**Objective:** Copy out the rows below again, swapping "Description with numbered items" for "Numbered parts description" and leaving everything else the same.
** begin Records for this task **
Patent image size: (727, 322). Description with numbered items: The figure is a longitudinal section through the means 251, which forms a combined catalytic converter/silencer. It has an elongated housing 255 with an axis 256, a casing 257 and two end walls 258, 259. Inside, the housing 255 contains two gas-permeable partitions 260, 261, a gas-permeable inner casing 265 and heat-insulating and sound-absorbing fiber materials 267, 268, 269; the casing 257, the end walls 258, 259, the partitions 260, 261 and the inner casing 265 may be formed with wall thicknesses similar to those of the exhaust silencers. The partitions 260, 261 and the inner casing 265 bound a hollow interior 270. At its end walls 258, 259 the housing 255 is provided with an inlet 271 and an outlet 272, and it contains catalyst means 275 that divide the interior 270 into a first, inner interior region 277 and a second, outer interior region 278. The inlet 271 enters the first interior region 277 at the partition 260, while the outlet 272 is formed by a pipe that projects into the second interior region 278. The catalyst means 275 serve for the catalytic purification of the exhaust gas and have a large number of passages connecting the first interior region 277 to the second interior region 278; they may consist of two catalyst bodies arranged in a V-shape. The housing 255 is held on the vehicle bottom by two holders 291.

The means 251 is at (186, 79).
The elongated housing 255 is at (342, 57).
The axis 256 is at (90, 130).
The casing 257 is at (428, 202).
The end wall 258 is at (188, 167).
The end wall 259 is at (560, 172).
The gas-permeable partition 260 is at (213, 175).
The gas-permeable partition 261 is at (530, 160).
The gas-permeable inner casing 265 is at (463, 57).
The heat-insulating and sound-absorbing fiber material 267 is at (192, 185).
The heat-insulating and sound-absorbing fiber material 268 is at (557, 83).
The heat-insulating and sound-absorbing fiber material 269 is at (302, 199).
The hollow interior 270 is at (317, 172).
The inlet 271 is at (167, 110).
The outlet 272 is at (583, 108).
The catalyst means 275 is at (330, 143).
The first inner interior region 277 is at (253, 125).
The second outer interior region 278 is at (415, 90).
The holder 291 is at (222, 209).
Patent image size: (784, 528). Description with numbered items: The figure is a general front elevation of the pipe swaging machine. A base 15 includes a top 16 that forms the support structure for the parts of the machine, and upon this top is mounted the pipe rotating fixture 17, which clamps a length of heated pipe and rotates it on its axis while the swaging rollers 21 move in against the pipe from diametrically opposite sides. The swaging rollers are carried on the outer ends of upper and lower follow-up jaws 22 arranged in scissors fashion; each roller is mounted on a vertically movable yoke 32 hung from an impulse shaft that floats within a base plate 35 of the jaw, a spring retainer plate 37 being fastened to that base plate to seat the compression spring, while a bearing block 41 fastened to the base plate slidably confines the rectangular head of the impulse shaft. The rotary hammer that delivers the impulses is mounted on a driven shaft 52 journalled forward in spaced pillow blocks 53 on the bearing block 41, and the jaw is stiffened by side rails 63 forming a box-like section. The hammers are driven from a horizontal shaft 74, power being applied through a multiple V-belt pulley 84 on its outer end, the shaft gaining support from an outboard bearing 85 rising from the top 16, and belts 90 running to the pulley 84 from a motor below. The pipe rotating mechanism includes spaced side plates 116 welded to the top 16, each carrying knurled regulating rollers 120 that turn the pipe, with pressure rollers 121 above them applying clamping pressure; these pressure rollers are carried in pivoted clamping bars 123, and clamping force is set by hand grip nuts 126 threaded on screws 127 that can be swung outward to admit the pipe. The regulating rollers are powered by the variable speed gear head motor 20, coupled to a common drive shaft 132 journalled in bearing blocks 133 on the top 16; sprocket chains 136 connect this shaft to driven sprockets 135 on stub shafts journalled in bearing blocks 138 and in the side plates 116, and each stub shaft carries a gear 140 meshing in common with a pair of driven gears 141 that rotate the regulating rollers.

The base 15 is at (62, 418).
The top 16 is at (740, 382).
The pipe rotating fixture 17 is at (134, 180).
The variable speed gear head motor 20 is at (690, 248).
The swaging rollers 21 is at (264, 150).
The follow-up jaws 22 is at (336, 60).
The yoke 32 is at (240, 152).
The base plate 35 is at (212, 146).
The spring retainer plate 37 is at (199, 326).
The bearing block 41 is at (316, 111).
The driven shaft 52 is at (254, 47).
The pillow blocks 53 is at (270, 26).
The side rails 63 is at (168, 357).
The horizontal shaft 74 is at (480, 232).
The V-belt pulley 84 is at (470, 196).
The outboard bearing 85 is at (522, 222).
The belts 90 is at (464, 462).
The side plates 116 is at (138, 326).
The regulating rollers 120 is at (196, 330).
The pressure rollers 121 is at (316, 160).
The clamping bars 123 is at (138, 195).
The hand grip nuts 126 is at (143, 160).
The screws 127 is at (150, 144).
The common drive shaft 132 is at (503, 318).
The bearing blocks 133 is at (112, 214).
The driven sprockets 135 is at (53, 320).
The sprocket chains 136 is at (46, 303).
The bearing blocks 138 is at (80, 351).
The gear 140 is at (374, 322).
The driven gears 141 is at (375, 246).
** end Records for this task **
**Answer:**
Patent image size: (727, 322). Numbered parts description: The figure is a longitudinal section through the means 251, which forms a combined catalytic converter/silencer. It has an elongated housing 255 with an axis 256, a casing 257 and two end walls 258, 259. Inside, the housing 255 contains two gas-permeable partitions 260, 261, a gas-permeable inner casing 265 and heat-insulating and sound-absorbing fiber materials 267, 268, 269; the casing 257, the end walls 258, 259, the partitions 260, 261 and the inner casing 265 may be formed with wall thicknesses similar to those of the exhaust silencers. The partitions 260, 261 and the inner casing 265 bound a hollow interior 270. At its end walls 258, 259 the housing 255 is provided with an inlet 271 and an outlet 272, and it contains catalyst means 275 that divide the interior 270 into a first, inner interior region 277 and a second, outer interior region 278. The inlet 271 enters the first interior region 277 at the partition 260, while the outlet 272 is formed by a pipe that projects into the second interior region 278. The catalyst means 275 serve for the catalytic purification of the exhaust gas and have a large number of passages connecting the first interior region 277 to the second interior region 278; they may consist of two catalyst bodies arranged in a V-shape. The housing 255 is held on the vehicle bottom by two holders 291.

The means 251 is at (186, 79).
The elongated housing 255 is at (342, 57).
The axis 256 is at (90, 130).
The casing 257 is at (428, 202).
The end wall 258 is at (188, 167).
The end wall 259 is at (560, 172).
The gas-permeable partition 260 is at (213, 175).
The gas-permeable partition 261 is at (530, 160).
The gas-permeable inner casing 265 is at (463, 57).
The heat-insulating and sound-absorbing fiber material 267 is at (192, 185).
The heat-insulating and sound-absorbing fiber material 268 is at (557, 83).
The heat-insulating and sound-absorbing fiber material 269 is at (302, 199).
The hollow interior 270 is at (317, 172).
The inlet 271 is at (167, 110).
The outlet 272 is at (583, 108).
The catalyst means 275 is at (330, 143).
The first inner interior region 277 is at (253, 125).
The second outer interior region 278 is at (415, 90).
The holder 291 is at (222, 209).
Patent image size: (784, 528). Numbered parts description: The figure is a general front elevation of the pipe swaging machine. A base 15 includes a top 16 that forms the support structure for the parts of the machine, and upon this top is mounted the pipe rotating fixture 17, which clamps a length of heated pipe and rotates it on its axis while the swaging rollers 21 move in against the pipe from diametrically opposite sides. The swaging rollers are carried on the outer ends of upper and lower follow-up jaws 22 arranged in scissors fashion; each roller is mounted on a vertically movable yoke 32 hung from an impulse shaft that floats within a base plate 35 of the jaw, a spring retainer plate 37 being fastened to that base plate to seat the compression spring, while a bearing block 41 fastened to the base plate slidably confines the rectangular head of the impulse shaft. The rotary hammer that delivers the impulses is mounted on a driven shaft 52 journalled forward in spaced pillow blocks 53 on the bearing block 41, and the jaw is stiffened by side rails 63 forming a box-like section. The hammers are driven from a horizontal shaft 74, power being applied through a multiple V-belt pulley 84 on its outer end, the shaft gaining support from an outboard bearing 85 rising from the top 16, and belts 90 running to the pulley 84 from a motor below. The pipe rotating mechanism includes spaced side plates 116 welded to the top 16, each carrying knurled regulating rollers 120 that turn the pipe, with pressure rollers 121 above them applying clamping pressure; these pressure rollers are carried in pivoted clamping bars 123, and clamping force is set by hand grip nuts 126 threaded on screws 127 that can be swung outward to admit the pipe. The regulating rollers are powered by the variable speed gear head motor 20, coupled to a common drive shaft 132 journalled in bearing blocks 133 on the top 16; sprocket chains 136 connect this shaft to driven sprockets 135 on stub shafts journalled in bearing blocks 138 and in the side plates 116, and each stub shaft carries a gear 140 meshing in common with a pair of driven gears 141 that rotate the regulating rollers.

The base 15 is at (62, 418).
The top 16 is at (740, 382).
The pipe rotating fixture 17 is at (134, 180).
The variable speed gear head motor 20 is at (690, 248).
The swaging rollers 21 is at (264, 150).
The follow-up jaws 22 is at (336, 60).
The yoke 32 is at (240, 152).
The base plate 35 is at (212, 146).
The spring retainer plate 37 is at (199, 326).
The bearing block 41 is at (316, 111).
The driven shaft 52 is at (254, 47).
The pillow blocks 53 is at (270, 26).
The side rails 63 is at (168, 357).
The horizontal shaft 74 is at (480, 232).
The V-belt pulley 84 is at (470, 196).
The outboard bearing 85 is at (522, 222).
The belts 90 is at (464, 462).
The side plates 116 is at (138, 326).
The regulating rollers 120 is at (196, 330).
The pressure rollers 121 is at (316, 160).
The clamping bars 123 is at (138, 195).
The hand grip nuts 126 is at (143, 160).
The screws 127 is at (150, 144).
The common drive shaft 132 is at (503, 318).
The bearing blocks 133 is at (112, 214).
The driven sprockets 135 is at (53, 320).
The sprocket chains 136 is at (46, 303).
The bearing blocks 138 is at (80, 351).
The gear 140 is at (374, 322).
The driven gears 141 is at (375, 246).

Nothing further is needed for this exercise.